=== ENTRIES SUPPLIED ===

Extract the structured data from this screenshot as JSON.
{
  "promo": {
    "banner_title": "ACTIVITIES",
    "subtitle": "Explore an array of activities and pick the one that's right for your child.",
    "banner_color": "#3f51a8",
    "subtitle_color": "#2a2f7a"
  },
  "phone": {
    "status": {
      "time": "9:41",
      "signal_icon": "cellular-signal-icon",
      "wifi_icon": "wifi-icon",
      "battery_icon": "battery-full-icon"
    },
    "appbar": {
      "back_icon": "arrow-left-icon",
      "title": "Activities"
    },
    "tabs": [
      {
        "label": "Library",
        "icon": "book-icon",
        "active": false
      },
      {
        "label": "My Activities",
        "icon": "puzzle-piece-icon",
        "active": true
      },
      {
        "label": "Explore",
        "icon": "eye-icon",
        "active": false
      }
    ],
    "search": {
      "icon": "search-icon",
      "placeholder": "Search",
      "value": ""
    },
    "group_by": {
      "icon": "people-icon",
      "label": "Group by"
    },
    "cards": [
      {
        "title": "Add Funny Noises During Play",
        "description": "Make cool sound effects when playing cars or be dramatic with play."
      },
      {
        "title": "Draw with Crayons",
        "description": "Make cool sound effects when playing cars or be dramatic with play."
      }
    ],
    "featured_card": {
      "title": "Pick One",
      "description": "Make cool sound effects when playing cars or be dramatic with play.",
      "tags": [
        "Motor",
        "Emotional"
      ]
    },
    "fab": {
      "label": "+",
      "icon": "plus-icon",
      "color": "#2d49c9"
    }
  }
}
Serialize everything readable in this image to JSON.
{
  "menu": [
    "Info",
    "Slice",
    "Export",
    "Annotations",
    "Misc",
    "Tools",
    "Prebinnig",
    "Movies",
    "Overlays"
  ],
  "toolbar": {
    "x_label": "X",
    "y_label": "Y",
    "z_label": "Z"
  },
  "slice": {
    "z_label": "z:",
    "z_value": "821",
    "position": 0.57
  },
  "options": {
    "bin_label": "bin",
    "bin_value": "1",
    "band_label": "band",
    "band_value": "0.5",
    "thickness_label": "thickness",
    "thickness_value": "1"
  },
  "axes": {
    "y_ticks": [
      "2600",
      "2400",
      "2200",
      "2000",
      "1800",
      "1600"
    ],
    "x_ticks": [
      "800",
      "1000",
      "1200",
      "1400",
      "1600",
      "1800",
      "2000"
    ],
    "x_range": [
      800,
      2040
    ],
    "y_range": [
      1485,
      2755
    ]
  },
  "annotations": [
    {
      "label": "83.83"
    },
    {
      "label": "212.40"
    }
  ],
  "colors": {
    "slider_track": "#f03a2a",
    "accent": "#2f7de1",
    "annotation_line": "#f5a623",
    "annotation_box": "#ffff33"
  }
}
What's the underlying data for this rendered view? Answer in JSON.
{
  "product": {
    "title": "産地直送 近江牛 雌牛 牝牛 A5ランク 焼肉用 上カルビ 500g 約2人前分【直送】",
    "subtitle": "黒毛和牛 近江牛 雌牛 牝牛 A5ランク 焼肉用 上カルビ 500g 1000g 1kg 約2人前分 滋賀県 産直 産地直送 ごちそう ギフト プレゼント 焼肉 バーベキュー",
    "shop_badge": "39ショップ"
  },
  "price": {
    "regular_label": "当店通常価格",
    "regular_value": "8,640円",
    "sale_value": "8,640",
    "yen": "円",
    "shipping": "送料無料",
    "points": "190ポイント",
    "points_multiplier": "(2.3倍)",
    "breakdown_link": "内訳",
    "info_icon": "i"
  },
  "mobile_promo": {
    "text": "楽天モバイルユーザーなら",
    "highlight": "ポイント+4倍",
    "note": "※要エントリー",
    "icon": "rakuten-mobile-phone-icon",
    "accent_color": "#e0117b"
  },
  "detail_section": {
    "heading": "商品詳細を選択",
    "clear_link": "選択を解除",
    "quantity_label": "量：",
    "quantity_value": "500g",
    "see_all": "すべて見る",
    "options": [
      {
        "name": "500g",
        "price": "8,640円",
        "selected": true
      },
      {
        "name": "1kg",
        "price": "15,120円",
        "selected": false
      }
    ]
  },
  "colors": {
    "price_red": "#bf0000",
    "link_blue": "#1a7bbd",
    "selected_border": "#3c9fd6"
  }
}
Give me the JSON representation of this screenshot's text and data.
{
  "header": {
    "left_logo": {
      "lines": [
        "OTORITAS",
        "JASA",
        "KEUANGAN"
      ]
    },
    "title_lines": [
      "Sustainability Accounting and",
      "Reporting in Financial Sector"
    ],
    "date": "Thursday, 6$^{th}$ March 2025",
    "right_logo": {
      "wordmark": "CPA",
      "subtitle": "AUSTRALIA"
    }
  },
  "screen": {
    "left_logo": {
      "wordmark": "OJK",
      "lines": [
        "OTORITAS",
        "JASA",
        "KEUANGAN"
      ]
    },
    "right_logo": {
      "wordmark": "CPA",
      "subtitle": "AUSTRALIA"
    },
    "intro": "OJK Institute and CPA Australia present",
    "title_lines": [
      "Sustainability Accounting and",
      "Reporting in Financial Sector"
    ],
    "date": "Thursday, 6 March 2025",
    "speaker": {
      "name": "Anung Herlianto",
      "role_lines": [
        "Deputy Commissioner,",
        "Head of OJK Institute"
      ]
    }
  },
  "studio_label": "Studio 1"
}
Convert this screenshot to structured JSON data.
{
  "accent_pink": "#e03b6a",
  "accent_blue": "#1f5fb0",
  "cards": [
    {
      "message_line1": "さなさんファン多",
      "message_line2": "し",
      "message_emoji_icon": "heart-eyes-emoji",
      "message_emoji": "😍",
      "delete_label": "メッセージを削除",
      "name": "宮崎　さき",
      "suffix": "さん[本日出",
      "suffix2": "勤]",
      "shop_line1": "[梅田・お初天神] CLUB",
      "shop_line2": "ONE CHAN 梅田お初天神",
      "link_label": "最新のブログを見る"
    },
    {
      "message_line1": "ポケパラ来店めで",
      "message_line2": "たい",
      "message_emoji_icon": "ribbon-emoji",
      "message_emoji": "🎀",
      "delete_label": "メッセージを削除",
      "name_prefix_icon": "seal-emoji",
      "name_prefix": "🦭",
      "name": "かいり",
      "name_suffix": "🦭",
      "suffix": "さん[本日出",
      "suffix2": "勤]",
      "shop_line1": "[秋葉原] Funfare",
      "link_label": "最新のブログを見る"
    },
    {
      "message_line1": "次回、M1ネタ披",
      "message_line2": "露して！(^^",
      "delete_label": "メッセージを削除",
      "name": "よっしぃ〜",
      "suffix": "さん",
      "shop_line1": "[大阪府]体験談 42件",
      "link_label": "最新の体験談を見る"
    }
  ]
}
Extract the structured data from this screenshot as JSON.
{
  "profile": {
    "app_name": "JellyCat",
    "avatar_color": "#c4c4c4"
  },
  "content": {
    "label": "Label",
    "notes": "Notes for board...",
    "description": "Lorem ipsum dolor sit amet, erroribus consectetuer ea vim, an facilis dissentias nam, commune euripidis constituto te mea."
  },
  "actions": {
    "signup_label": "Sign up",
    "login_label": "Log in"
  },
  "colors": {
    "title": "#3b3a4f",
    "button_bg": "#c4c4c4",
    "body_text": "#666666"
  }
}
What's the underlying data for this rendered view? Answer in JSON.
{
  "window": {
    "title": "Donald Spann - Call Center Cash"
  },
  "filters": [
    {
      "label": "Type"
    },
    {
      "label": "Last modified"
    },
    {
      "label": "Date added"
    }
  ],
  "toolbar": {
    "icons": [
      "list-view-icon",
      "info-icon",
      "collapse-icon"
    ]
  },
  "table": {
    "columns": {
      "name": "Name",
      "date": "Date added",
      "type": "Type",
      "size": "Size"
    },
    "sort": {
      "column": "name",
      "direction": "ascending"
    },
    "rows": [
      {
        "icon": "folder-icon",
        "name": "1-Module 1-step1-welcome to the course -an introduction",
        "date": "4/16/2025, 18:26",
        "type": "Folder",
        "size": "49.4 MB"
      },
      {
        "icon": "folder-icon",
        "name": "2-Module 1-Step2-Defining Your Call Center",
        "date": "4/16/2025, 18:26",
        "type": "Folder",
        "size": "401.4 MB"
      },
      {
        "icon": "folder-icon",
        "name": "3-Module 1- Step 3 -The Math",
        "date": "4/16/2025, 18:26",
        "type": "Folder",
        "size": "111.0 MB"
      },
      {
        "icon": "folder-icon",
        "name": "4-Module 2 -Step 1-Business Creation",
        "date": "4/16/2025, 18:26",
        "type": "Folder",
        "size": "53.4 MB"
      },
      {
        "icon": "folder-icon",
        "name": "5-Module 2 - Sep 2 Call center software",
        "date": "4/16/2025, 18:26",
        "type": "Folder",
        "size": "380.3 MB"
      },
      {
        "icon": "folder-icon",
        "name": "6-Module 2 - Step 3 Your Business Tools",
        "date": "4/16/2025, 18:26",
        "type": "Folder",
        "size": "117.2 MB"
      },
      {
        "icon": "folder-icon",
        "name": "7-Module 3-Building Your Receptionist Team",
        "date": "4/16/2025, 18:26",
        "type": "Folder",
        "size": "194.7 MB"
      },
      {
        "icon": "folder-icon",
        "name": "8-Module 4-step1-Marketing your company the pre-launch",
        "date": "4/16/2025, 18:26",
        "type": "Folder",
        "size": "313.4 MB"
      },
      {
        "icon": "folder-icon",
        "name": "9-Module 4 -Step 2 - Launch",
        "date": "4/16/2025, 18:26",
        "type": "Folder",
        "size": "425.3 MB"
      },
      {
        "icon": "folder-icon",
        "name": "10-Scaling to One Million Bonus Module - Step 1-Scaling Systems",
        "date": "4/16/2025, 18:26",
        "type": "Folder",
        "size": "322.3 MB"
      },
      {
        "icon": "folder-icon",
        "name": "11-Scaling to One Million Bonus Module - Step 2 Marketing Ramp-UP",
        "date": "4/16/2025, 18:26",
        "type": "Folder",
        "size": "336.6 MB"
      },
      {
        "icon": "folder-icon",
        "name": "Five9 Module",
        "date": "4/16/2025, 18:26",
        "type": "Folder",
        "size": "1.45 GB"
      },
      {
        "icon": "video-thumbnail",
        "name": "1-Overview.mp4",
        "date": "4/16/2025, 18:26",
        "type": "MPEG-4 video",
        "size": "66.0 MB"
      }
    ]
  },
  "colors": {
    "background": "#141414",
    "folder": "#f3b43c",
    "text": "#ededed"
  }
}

===

▶ _TASK DETAILS_: Say how many lines contain "上カルビ", and give nothing but that number.

▶ _EXERCISE OUTPUT_: 2